— Task statement —
Quote all of the entries word for word.

[Stored data]
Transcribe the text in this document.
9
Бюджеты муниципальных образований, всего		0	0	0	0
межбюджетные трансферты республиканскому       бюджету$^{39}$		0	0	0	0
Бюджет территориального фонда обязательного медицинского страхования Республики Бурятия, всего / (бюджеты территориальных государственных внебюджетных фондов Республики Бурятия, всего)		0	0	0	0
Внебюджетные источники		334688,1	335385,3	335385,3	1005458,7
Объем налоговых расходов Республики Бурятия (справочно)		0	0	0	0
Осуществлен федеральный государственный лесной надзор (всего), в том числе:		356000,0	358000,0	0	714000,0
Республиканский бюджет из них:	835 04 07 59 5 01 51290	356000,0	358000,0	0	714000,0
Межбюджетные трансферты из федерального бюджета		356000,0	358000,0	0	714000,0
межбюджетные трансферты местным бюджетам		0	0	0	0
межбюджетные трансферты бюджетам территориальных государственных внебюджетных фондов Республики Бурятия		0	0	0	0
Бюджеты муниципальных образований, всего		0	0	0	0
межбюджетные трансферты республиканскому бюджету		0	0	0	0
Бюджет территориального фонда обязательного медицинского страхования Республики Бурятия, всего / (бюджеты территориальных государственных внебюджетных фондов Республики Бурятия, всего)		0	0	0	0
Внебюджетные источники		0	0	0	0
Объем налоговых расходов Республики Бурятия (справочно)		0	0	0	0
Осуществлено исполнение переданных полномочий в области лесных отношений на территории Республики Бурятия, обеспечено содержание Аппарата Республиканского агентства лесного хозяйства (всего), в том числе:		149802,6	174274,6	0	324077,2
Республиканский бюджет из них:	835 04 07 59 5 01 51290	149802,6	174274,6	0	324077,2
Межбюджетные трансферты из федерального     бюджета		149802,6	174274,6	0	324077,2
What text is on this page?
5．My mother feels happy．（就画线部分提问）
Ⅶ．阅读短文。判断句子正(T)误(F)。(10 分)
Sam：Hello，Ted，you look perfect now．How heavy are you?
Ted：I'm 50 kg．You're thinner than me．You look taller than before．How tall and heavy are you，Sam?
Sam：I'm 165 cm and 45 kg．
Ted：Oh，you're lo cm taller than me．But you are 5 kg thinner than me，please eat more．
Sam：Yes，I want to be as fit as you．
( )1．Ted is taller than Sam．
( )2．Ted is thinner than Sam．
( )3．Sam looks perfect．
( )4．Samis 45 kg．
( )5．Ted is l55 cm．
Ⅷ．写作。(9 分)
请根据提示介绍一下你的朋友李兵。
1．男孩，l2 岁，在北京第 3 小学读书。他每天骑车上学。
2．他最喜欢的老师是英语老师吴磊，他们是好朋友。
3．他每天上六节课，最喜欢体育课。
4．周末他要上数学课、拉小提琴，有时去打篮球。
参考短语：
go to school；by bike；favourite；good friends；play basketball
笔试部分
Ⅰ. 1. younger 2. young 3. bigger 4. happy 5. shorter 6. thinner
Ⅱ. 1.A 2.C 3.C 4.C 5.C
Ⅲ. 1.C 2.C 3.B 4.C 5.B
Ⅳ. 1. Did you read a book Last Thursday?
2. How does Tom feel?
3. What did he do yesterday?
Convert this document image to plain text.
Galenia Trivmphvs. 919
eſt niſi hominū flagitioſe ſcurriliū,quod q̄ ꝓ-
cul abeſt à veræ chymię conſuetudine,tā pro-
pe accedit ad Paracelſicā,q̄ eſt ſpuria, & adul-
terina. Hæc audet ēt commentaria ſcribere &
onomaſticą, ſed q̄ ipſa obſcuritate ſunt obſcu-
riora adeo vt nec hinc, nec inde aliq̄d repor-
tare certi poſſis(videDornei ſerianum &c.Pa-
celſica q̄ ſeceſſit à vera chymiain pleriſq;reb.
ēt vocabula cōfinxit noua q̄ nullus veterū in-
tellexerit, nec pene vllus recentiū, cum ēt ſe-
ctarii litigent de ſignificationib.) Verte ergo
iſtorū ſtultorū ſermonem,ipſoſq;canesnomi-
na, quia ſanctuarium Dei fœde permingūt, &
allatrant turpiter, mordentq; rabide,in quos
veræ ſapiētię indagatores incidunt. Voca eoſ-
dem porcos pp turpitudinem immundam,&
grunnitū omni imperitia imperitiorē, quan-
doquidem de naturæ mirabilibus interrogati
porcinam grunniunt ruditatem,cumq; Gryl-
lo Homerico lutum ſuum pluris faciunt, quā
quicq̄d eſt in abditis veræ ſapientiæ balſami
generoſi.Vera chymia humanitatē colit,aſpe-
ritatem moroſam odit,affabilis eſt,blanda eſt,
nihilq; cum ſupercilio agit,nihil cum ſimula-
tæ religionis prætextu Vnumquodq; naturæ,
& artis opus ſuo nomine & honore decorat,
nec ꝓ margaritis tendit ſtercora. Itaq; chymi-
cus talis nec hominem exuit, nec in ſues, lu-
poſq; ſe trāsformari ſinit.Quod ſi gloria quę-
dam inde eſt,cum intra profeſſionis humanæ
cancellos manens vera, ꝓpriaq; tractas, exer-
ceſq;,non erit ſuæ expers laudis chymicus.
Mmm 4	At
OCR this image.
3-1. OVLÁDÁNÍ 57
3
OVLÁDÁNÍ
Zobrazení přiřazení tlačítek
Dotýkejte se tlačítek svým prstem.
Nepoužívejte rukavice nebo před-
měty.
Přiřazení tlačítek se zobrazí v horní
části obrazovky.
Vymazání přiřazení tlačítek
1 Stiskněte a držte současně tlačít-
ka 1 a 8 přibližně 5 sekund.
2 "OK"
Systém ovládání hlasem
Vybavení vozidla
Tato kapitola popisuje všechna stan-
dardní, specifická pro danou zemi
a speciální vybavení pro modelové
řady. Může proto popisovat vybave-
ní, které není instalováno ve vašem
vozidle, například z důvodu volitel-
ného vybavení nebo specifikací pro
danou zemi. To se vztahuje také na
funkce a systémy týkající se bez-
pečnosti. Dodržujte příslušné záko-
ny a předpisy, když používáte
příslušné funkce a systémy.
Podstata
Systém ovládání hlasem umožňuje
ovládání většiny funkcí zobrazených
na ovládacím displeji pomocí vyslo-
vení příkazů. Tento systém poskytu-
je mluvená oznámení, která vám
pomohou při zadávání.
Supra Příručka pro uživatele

— Response —
Transcribe the text in this document.
9
Бюджеты муниципальных образований, всего		0	0	0	0
межбюджетные трансферты республиканскому       бюджету$^{39}$		0	0	0	0
Бюджет территориального фонда обязательного медицинского страхования Республики Бурятия, всего / (бюджеты территориальных государственных внебюджетных фондов Республики Бурятия, всего)		0	0	0	0
Внебюджетные источники		334688,1	335385,3	335385,3	1005458,7
Объем налоговых расходов Республики Бурятия (справочно)		0	0	0	0
Осуществлен федеральный государственный лесной надзор (всего), в том числе:		356000,0	358000,0	0	714000,0
Республиканский бюджет из них:	835 04 07 59 5 01 51290	356000,0	358000,0	0	714000,0
Межбюджетные трансферты из федерального бюджета		356000,0	358000,0	0	714000,0
межбюджетные трансферты местным бюджетам		0	0	0	0
межбюджетные трансферты бюджетам территориальных государственных внебюджетных фондов Республики Бурятия		0	0	0	0
Бюджеты муниципальных образований, всего		0	0	0	0
межбюджетные трансферты республиканскому бюджету		0	0	0	0
Бюджет территориального фонда обязательного медицинского страхования Республики Бурятия, всего / (бюджеты территориальных государственных внебюджетных фондов Республики Бурятия, всего)		0	0	0	0
Внебюджетные источники		0	0	0	0
Объем налоговых расходов Республики Бурятия (справочно)		0	0	0	0
Осуществлено исполнение переданных полномочий в области лесных отношений на территории Республики Бурятия, обеспечено содержание Аппарата Республиканского агентства лесного хозяйства (всего), в том числе:		149802,6	174274,6	0	324077,2
Республиканский бюджет из них:	835 04 07 59 5 01 51290	149802,6	174274,6	0	324077,2
Межбюджетные трансферты из федерального     бюджета		149802,6	174274,6	0	324077,2
What text is on this page?
5．My mother feels happy．（就画线部分提问）
Ⅶ．阅读短文。判断句子正(T)误(F)。(10 分)
Sam：Hello，Ted，you look perfect now．How heavy are you?
Ted：I'm 50 kg．You're thinner than me．You look taller than before．How tall and heavy are you，Sam?
Sam：I'm 165 cm and 45 kg．
Ted：Oh，you're lo cm taller than me．But you are 5 kg thinner than me，please eat more．
Sam：Yes，I want to be as fit as you．
( )1．Ted is taller than Sam．
( )2．Ted is thinner than Sam．
( )3．Sam looks perfect．
( )4．Samis 45 kg．
( )5．Ted is l55 cm．
Ⅷ．写作。(9 分)
请根据提示介绍一下你的朋友李兵。
1．男孩，l2 岁，在北京第 3 小学读书。他每天骑车上学。
2．他最喜欢的老师是英语老师吴磊，他们是好朋友。
3．他每天上六节课，最喜欢体育课。
4．周末他要上数学课、拉小提琴，有时去打篮球。
参考短语：
go to school；by bike；favourite；good friends；play basketball
笔试部分
Ⅰ. 1. younger 2. young 3. bigger 4. happy 5. shorter 6. thinner
Ⅱ. 1.A 2.C 3.C 4.C 5.C
Ⅲ. 1.C 2.C 3.B 4.C 5.B
Ⅳ. 1. Did you read a book Last Thursday?
2. How does Tom feel?
3. What did he do yesterday?
Convert this document image to plain text.
Galenia Trivmphvs. 919
eſt niſi hominū flagitioſe ſcurriliū,quod q̄ ꝓ-
cul abeſt à veræ chymię conſuetudine,tā pro-
pe accedit ad Paracelſicā,q̄ eſt ſpuria, & adul-
terina. Hæc audet ēt commentaria ſcribere &
onomaſticą, ſed q̄ ipſa obſcuritate ſunt obſcu-
riora adeo vt nec hinc, nec inde aliq̄d repor-
tare certi poſſis(videDornei ſerianum &c.Pa-
celſica q̄ ſeceſſit à vera chymiain pleriſq;reb.
ēt vocabula cōfinxit noua q̄ nullus veterū in-
tellexerit, nec pene vllus recentiū, cum ēt ſe-
ctarii litigent de ſignificationib.) Verte ergo
iſtorū ſtultorū ſermonem,ipſoſq;canesnomi-
na, quia ſanctuarium Dei fœde permingūt, &
allatrant turpiter, mordentq; rabide,in quos
veræ ſapiētię indagatores incidunt. Voca eoſ-
dem porcos pp turpitudinem immundam,&
grunnitū omni imperitia imperitiorē, quan-
doquidem de naturæ mirabilibus interrogati
porcinam grunniunt ruditatem,cumq; Gryl-
lo Homerico lutum ſuum pluris faciunt, quā
quicq̄d eſt in abditis veræ ſapientiæ balſami
generoſi.Vera chymia humanitatē colit,aſpe-
ritatem moroſam odit,affabilis eſt,blanda eſt,
nihilq; cum ſupercilio agit,nihil cum ſimula-
tæ religionis prætextu Vnumquodq; naturæ,
& artis opus ſuo nomine & honore decorat,
nec ꝓ margaritis tendit ſtercora. Itaq; chymi-
cus talis nec hominem exuit, nec in ſues, lu-
poſq; ſe trāsformari ſinit.Quod ſi gloria quę-
dam inde eſt,cum intra profeſſionis humanæ
cancellos manens vera, ꝓpriaq; tractas, exer-
ceſq;,non erit ſuæ expers laudis chymicus.
Mmm 4	At
OCR this image.
3-1. OVLÁDÁNÍ 57
3
OVLÁDÁNÍ
Zobrazení přiřazení tlačítek
Dotýkejte se tlačítek svým prstem.
Nepoužívejte rukavice nebo před-
měty.
Přiřazení tlačítek se zobrazí v horní
části obrazovky.
Vymazání přiřazení tlačítek
1 Stiskněte a držte současně tlačít-
ka 1 a 8 přibližně 5 sekund.
2 "OK"
Systém ovládání hlasem
Vybavení vozidla
Tato kapitola popisuje všechna stan-
dardní, specifická pro danou zemi
a speciální vybavení pro modelové
řady. Může proto popisovat vybave-
ní, které není instalováno ve vašem
vozidle, například z důvodu volitel-
ného vybavení nebo specifikací pro
danou zemi. To se vztahuje také na
funkce a systémy týkající se bez-
pečnosti. Dodržujte příslušné záko-
ny a předpisy, když používáte
příslušné funkce a systémy.
Podstata
Systém ovládání hlasem umožňuje
ovládání většiny funkcí zobrazených
na ovládacím displeji pomocí vyslo-
vení příkazů. Tento systém poskytu-
je mluvená oznámení, která vám
pomohou při zadávání.
Supra Příručka pro uživatele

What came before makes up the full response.